(Set problem): Read the records and gather each line that includes "this".

-- Begin Task input --

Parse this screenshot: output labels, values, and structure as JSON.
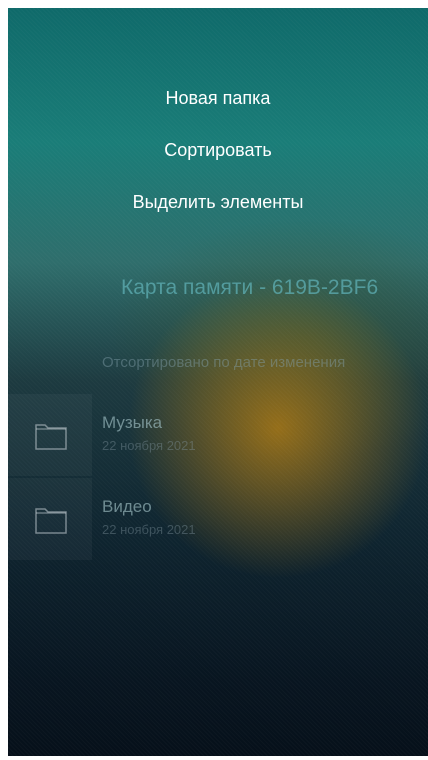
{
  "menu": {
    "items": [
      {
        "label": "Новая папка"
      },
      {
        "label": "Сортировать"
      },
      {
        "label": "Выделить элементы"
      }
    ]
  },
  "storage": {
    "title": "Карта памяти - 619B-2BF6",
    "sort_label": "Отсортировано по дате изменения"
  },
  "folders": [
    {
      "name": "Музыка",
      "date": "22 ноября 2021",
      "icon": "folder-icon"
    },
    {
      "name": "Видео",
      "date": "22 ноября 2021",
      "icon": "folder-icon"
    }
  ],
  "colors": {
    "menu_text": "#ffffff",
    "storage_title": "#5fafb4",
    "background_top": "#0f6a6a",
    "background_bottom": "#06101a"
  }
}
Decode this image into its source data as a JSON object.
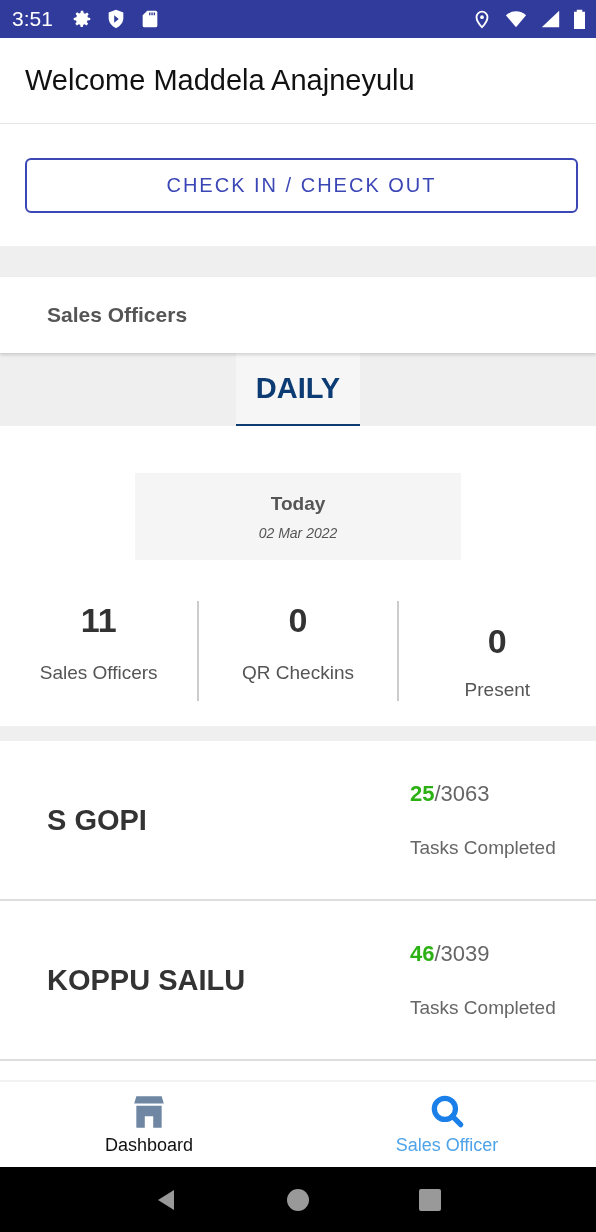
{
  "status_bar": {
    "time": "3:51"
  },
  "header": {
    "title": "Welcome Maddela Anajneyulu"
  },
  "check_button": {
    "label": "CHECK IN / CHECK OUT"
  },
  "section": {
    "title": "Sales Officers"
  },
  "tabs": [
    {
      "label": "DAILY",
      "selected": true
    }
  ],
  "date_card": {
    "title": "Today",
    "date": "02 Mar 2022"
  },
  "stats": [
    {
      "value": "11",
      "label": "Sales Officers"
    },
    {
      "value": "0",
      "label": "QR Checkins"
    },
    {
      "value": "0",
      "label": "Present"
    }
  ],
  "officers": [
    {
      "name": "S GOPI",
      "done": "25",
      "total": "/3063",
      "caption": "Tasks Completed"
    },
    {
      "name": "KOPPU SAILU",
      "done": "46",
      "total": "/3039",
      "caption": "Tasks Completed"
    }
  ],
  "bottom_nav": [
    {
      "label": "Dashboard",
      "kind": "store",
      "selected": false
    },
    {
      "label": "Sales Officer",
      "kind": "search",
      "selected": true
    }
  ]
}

-- End Task input --

(Exercise answer):
Parse this screenshot: output labels, values, and structure as JSON.
Decode this image into its source data as a JSON object.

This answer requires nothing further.